Written problem: Each line below should be retyped exactly, with no pictures.

## Start Given entries

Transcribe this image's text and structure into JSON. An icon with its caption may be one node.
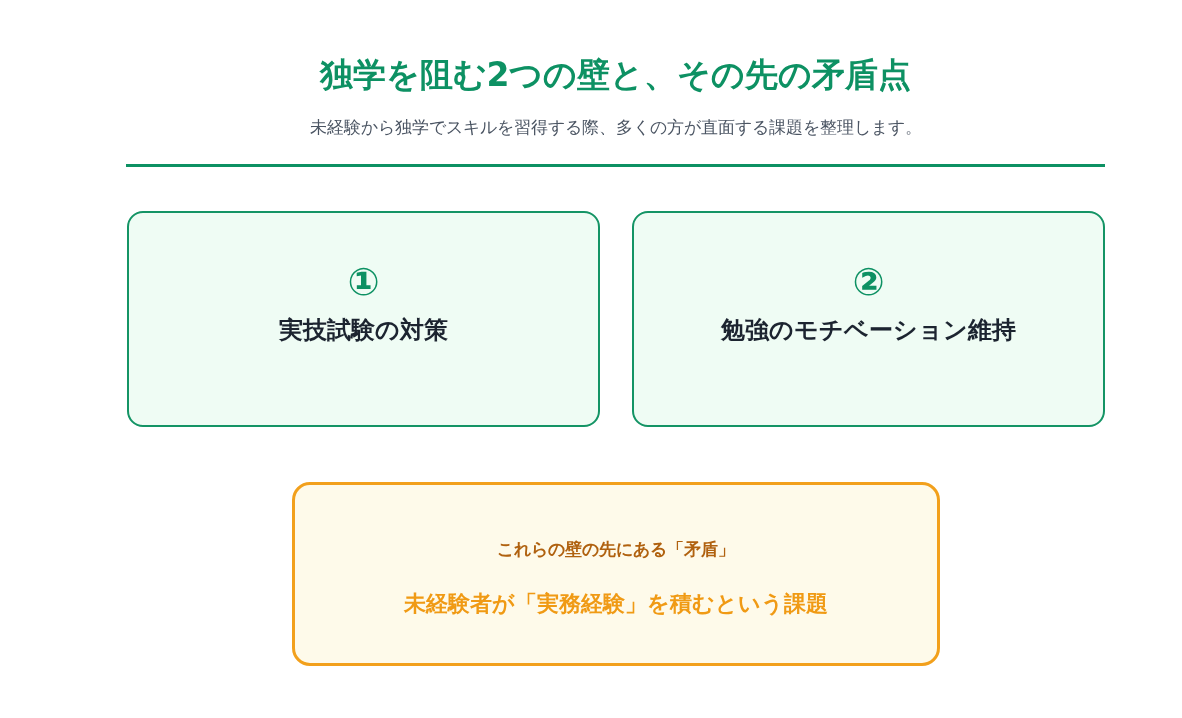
{
  "diagram": {
    "title": "独学を阻む2つの壁と、その先の矛盾点",
    "nodes": [
      {
        "text": [
          "①",
          "実技試験の対策"
        ]
      },
      {
        "text": [
          "②",
          "勉強のモチベーション維持"
        ]
      },
      {
        "text": [
          "これらの壁の先にある「矛盾」",
          "未経験者が「実務経験」を積むという課題"
        ]
      }
    ],
    "labels": [
      "未経験から独学でスキルを習得する際、多くの方が直面する課題を整理します。"
    ]
  }
}
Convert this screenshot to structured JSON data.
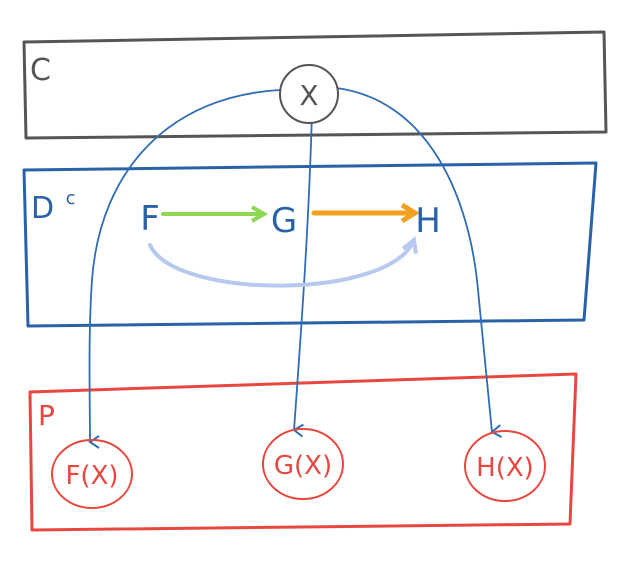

## End Given entries

Response below:
Transcribe this image's text and structure into JSON. An icon with its caption may be one node.
{
  "diagram": {
    "title": "独学を阻む2つの壁と、その先の矛盾点",
    "nodes": [
      {
        "text": [
          "①",
          "実技試験の対策"
        ]
      },
      {
        "text": [
          "②",
          "勉強のモチベーション維持"
        ]
      },
      {
        "text": [
          "これらの壁の先にある「矛盾」",
          "未経験者が「実務経験」を積むという課題"
        ]
      }
    ],
    "labels": [
      "未経験から独学でスキルを習得する際、多くの方が直面する課題を整理します。"
    ]
  }
}
Convert this screenshot to structured JSON data.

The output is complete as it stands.